Records that describe figures

■ ■ ■ ■

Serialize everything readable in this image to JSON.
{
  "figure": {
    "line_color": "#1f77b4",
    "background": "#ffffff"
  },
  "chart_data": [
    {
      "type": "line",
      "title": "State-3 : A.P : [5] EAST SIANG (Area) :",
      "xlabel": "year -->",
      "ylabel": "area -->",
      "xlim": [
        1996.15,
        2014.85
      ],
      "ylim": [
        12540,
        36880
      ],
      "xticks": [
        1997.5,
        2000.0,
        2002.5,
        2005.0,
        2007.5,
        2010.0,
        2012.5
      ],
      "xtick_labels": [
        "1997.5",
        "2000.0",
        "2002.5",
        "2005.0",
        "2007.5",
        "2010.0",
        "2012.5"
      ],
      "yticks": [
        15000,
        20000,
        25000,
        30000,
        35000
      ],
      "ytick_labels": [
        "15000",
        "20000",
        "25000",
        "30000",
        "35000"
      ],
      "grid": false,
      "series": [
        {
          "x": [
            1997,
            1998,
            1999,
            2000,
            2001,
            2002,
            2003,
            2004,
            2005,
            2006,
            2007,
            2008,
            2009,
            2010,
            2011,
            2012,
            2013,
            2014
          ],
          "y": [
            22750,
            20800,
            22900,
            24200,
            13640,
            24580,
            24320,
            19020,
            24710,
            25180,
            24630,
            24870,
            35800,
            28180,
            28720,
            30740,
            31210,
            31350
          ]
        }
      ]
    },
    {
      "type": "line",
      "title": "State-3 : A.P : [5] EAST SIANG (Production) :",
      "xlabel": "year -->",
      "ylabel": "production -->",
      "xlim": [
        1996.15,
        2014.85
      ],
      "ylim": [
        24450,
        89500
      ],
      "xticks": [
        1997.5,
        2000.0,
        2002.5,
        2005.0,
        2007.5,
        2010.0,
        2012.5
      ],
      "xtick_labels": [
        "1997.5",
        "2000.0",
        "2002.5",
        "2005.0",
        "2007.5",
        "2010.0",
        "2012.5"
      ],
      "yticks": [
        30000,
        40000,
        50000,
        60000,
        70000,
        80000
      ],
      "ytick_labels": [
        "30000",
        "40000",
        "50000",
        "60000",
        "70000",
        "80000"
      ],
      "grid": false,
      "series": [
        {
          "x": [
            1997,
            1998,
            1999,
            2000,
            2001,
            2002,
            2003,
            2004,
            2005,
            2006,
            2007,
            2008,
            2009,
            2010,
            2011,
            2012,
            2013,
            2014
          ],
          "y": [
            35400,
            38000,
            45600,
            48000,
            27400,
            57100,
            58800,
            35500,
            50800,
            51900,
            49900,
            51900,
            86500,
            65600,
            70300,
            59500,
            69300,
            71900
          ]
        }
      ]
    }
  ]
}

■ ■ ■ ■

What you will do: Report each line in the data that holds the word "State".

Answer to the problem:
      "title": "State-3 : A.P : [5] EAST SIANG (Area) :",
      "title": "State-3 : A.P : [5] EAST SIANG (Production) :",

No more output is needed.